**TASK BRIEF:**
Beginning with the line where "Output a JSON" appears, retype every remaining line of the data below, both the first and last included.
________________________
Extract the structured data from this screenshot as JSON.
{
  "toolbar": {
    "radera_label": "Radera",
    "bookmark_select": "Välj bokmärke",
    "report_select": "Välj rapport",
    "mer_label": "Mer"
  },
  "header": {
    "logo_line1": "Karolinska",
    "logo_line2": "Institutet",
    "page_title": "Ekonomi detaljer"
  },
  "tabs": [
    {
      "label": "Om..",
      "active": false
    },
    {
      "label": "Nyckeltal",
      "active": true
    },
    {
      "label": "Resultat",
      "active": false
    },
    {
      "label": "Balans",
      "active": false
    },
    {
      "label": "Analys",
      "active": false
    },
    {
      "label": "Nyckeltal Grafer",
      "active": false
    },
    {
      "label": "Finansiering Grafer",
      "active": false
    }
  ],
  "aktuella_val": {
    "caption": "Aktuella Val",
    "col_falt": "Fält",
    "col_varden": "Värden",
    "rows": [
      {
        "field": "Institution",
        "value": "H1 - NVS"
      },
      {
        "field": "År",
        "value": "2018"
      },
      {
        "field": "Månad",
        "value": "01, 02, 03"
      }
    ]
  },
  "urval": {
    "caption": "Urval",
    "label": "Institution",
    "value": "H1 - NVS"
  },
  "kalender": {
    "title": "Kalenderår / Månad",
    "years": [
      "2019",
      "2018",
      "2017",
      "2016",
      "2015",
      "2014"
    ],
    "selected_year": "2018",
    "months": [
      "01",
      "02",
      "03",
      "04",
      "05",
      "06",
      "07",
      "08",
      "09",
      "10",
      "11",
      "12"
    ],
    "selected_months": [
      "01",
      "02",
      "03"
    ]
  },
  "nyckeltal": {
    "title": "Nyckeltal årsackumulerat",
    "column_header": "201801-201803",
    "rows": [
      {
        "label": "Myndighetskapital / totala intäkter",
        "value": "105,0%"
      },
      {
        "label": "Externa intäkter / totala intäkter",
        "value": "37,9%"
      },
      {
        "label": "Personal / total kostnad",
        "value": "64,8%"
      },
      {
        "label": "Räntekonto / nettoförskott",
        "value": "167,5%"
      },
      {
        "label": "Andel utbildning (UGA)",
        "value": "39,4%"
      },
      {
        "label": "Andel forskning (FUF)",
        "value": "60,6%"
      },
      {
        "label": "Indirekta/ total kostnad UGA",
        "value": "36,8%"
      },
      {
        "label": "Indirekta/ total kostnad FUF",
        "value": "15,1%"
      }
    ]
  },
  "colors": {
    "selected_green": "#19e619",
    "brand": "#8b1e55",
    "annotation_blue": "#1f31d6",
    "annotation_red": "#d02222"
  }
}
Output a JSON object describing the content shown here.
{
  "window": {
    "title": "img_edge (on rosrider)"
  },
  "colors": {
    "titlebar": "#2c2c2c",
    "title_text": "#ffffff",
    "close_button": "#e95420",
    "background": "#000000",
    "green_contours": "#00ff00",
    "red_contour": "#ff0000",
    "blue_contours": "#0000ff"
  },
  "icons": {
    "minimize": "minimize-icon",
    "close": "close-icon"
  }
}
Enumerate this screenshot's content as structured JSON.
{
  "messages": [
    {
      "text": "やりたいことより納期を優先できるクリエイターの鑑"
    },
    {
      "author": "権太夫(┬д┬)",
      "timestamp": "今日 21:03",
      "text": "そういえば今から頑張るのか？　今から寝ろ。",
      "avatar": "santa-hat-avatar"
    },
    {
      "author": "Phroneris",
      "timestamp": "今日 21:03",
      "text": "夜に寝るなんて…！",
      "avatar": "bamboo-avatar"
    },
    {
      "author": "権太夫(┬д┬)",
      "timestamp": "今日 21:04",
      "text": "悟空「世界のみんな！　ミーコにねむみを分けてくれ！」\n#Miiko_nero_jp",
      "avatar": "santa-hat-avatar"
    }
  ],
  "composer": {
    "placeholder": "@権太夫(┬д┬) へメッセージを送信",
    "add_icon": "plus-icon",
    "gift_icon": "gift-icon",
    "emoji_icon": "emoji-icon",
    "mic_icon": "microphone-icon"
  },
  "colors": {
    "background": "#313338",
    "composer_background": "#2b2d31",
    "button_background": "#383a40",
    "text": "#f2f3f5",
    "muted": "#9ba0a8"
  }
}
________________________
**ANSWER TO THE TASK:**
Output a JSON object describing the content shown here.
{
  "window": {
    "title": "img_edge (on rosrider)"
  },
  "colors": {
    "titlebar": "#2c2c2c",
    "title_text": "#ffffff",
    "close_button": "#e95420",
    "background": "#000000",
    "green_contours": "#00ff00",
    "red_contour": "#ff0000",
    "blue_contours": "#0000ff"
  },
  "icons": {
    "minimize": "minimize-icon",
    "close": "close-icon"
  }
}
Enumerate this screenshot's content as structured JSON.
{
  "messages": [
    {
      "text": "やりたいことより納期を優先できるクリエイターの鑑"
    },
    {
      "author": "権太夫(┬д┬)",
      "timestamp": "今日 21:03",
      "text": "そういえば今から頑張るのか？　今から寝ろ。",
      "avatar": "santa-hat-avatar"
    },
    {
      "author": "Phroneris",
      "timestamp": "今日 21:03",
      "text": "夜に寝るなんて…！",
      "avatar": "bamboo-avatar"
    },
    {
      "author": "権太夫(┬д┬)",
      "timestamp": "今日 21:04",
      "text": "悟空「世界のみんな！　ミーコにねむみを分けてくれ！」\n#Miiko_nero_jp",
      "avatar": "santa-hat-avatar"
    }
  ],
  "composer": {
    "placeholder": "@権太夫(┬д┬) へメッセージを送信",
    "add_icon": "plus-icon",
    "gift_icon": "gift-icon",
    "emoji_icon": "emoji-icon",
    "mic_icon": "microphone-icon"
  },
  "colors": {
    "background": "#313338",
    "composer_background": "#2b2d31",
    "button_background": "#383a40",
    "text": "#f2f3f5",
    "muted": "#9ba0a8"
  }
}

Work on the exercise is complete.